- _Stated exercise_:
Reproduce the listing below exactly. Pictures do not belong in the copy.

- _Entries provided_:
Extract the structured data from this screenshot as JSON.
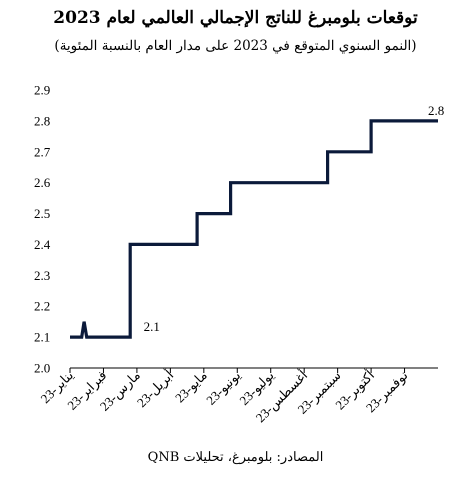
{
  "title": "توقعات بلومبرغ للناتج الإجمالي العالمي لعام 2023",
  "subtitle": "(النمو السنوي المتوقع في 2023 على مدار العام بالنسبة المئوية)",
  "source": "المصادر: بلومبرغ، تحليلات QNB",
  "chart_data": {
    "type": "line",
    "title": "توقعات بلومبرغ للناتج الإجمالي العالمي لعام 2023",
    "subtitle": "(النمو السنوي المتوقع في 2023 على مدار العام بالنسبة المئوية)",
    "categories": [
      "يناير-23",
      "فبراير-23",
      "مارس-23",
      "أبريل-23",
      "مايو-23",
      "يونيو-23",
      "يوليو-23",
      "أغسطس-23",
      "سبتمبر-23",
      "أكتوبر-23",
      "نوفمبر-23"
    ],
    "ylim": [
      2.0,
      2.9
    ],
    "yticks": [
      "2.0",
      "2.1",
      "2.2",
      "2.3",
      "2.4",
      "2.5",
      "2.6",
      "2.7",
      "2.8",
      "2.9"
    ],
    "grid": false,
    "series": [
      {
        "points": [
          [
            0.0,
            2.1
          ],
          [
            0.35,
            2.1
          ],
          [
            0.42,
            2.15
          ],
          [
            0.5,
            2.1
          ],
          [
            1.8,
            2.1
          ],
          [
            1.8,
            2.4
          ],
          [
            3.8,
            2.4
          ],
          [
            3.8,
            2.5
          ],
          [
            4.8,
            2.5
          ],
          [
            4.8,
            2.6
          ],
          [
            7.7,
            2.6
          ],
          [
            7.7,
            2.7
          ],
          [
            9.0,
            2.7
          ],
          [
            9.0,
            2.8
          ],
          [
            11.0,
            2.8
          ]
        ]
      }
    ],
    "annotations": [
      {
        "text": "2.1",
        "x": 2.2,
        "y": 2.1
      },
      {
        "text": "2.8",
        "x": 10.7,
        "y": 2.8
      }
    ]
  }
}
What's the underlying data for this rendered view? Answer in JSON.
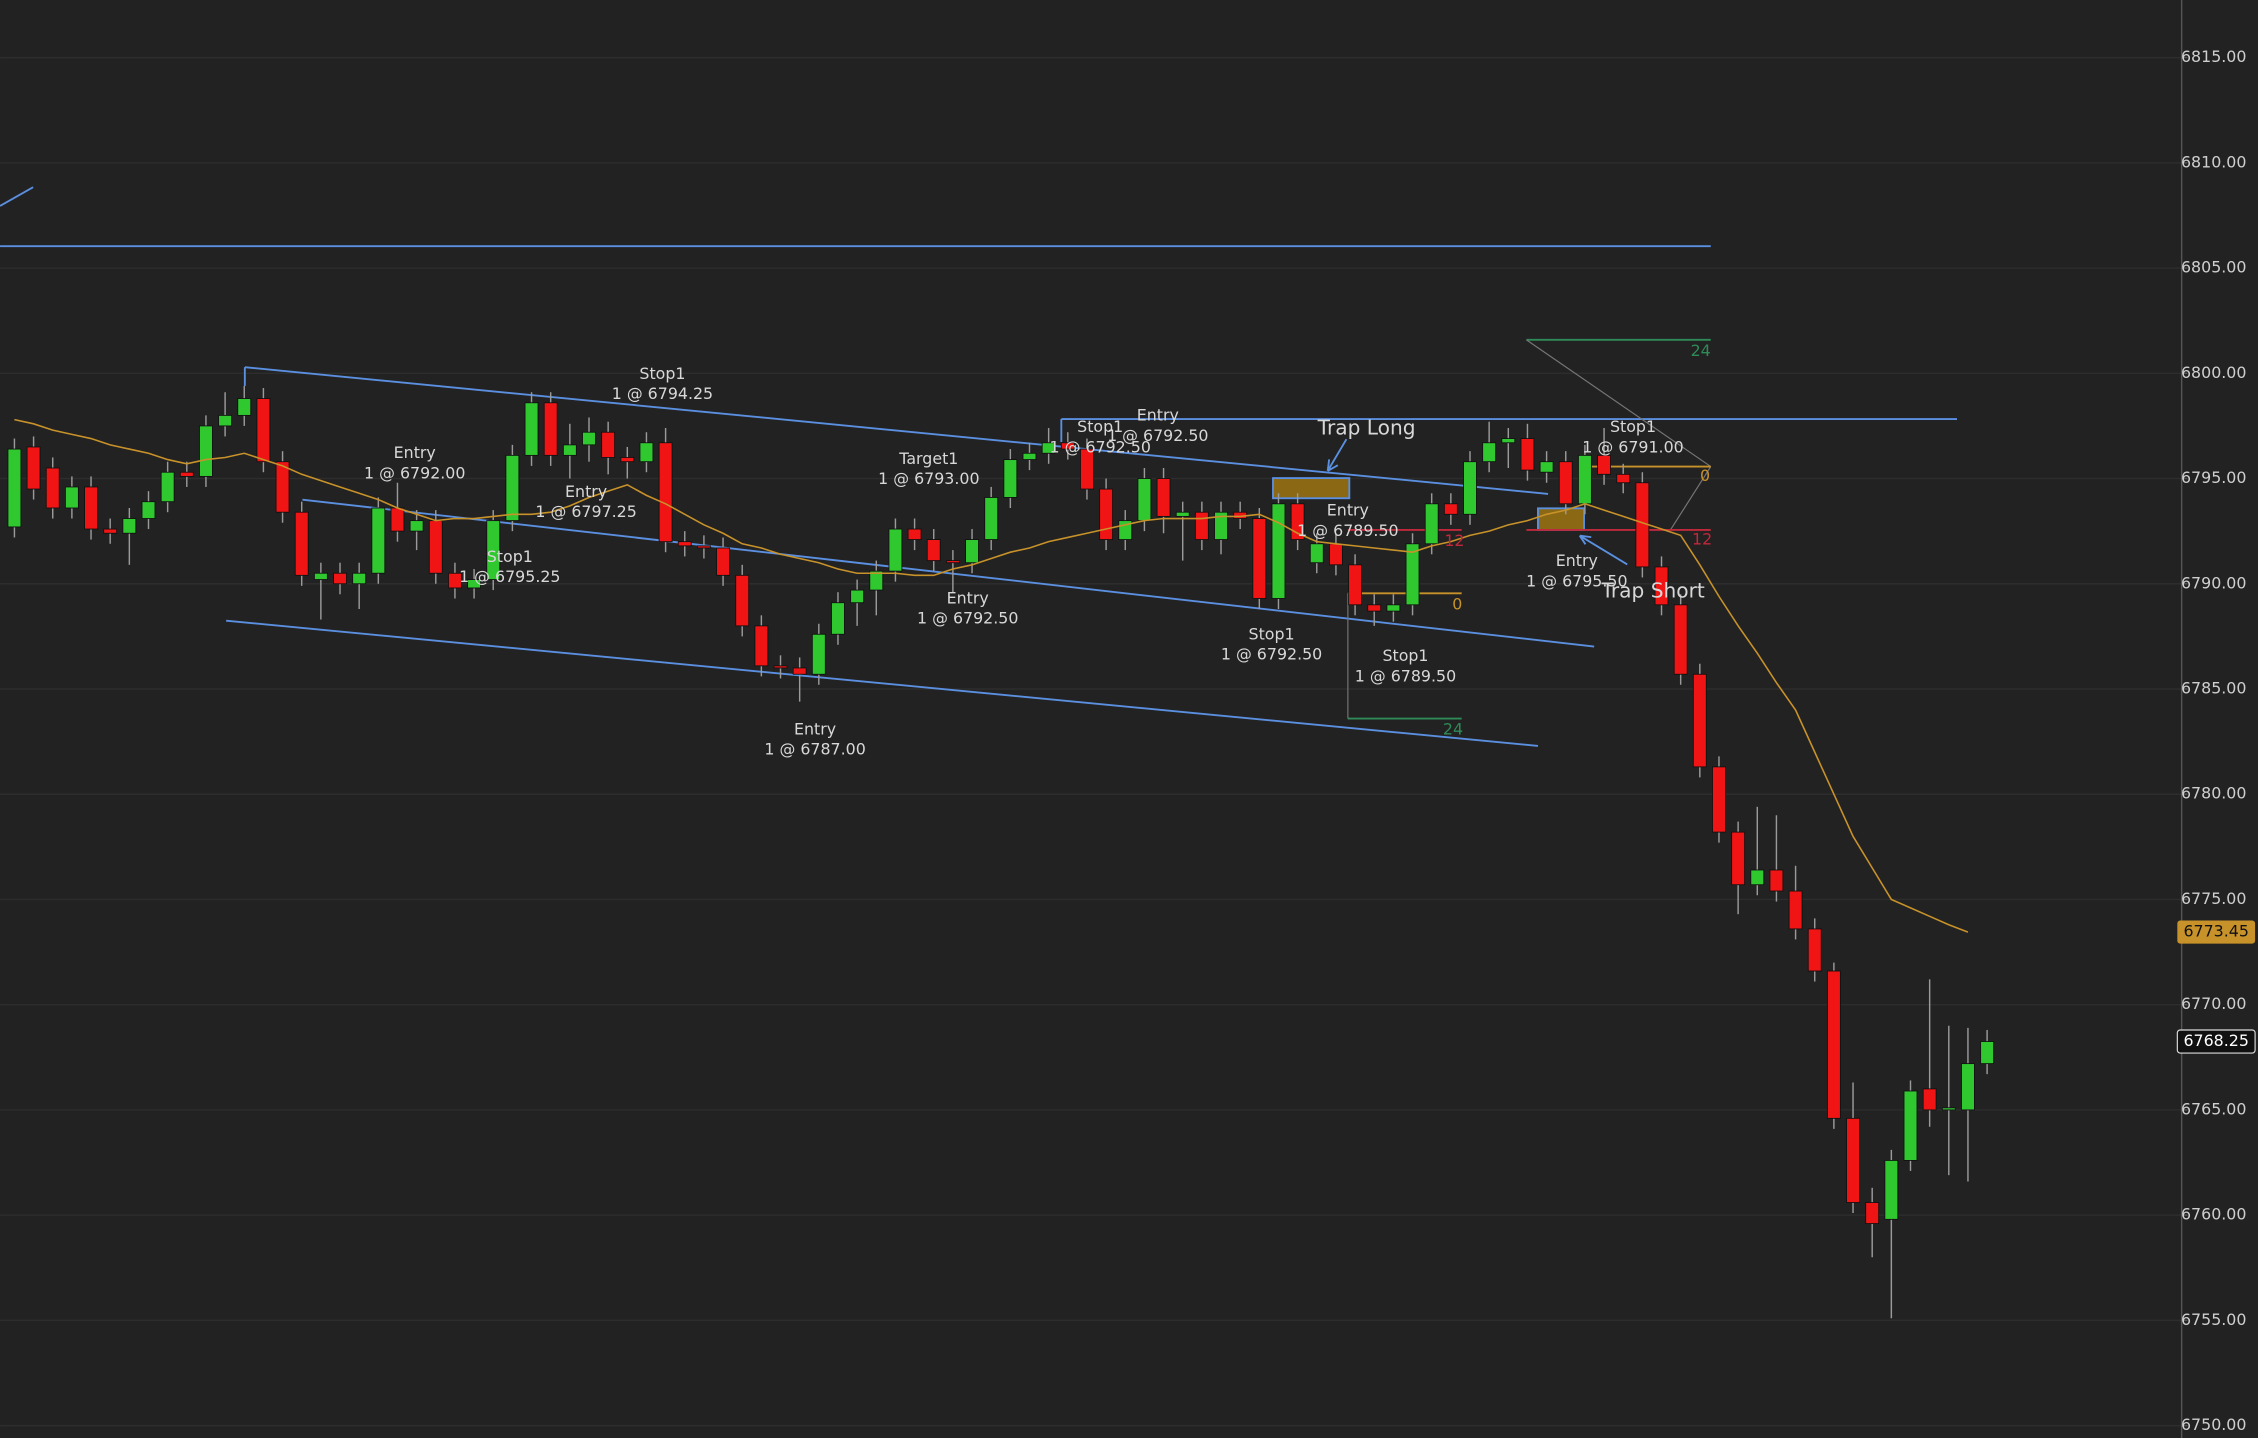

- _Result of the exercise_:
Extract the structured data from this screenshot as JSON.
{
  "title": "توقعات بلومبرغ للناتج الإجمالي العالمي لعام 2023",
  "subtitle": "(النمو السنوي المتوقع في 2023 على مدار العام بالنسبة المئوية)",
  "source": "المصادر: بلومبرغ، تحليلات QNB",
  "chart_data": {
    "type": "line",
    "title": "توقعات بلومبرغ للناتج الإجمالي العالمي لعام 2023",
    "subtitle": "(النمو السنوي المتوقع في 2023 على مدار العام بالنسبة المئوية)",
    "categories": [
      "يناير-23",
      "فبراير-23",
      "مارس-23",
      "أبريل-23",
      "مايو-23",
      "يونيو-23",
      "يوليو-23",
      "أغسطس-23",
      "سبتمبر-23",
      "أكتوبر-23",
      "نوفمبر-23"
    ],
    "ylim": [
      2.0,
      2.9
    ],
    "yticks": [
      "2.0",
      "2.1",
      "2.2",
      "2.3",
      "2.4",
      "2.5",
      "2.6",
      "2.7",
      "2.8",
      "2.9"
    ],
    "grid": false,
    "series": [
      {
        "points": [
          [
            0.0,
            2.1
          ],
          [
            0.35,
            2.1
          ],
          [
            0.42,
            2.15
          ],
          [
            0.5,
            2.1
          ],
          [
            1.8,
            2.1
          ],
          [
            1.8,
            2.4
          ],
          [
            3.8,
            2.4
          ],
          [
            3.8,
            2.5
          ],
          [
            4.8,
            2.5
          ],
          [
            4.8,
            2.6
          ],
          [
            7.7,
            2.6
          ],
          [
            7.7,
            2.7
          ],
          [
            9.0,
            2.7
          ],
          [
            9.0,
            2.8
          ],
          [
            11.0,
            2.8
          ]
        ]
      }
    ],
    "annotations": [
      {
        "text": "2.1",
        "x": 2.2,
        "y": 2.1
      },
      {
        "text": "2.8",
        "x": 10.7,
        "y": 2.8
      }
    ]
  }
}
What's the underlying data for this rendered view? Answer in JSON.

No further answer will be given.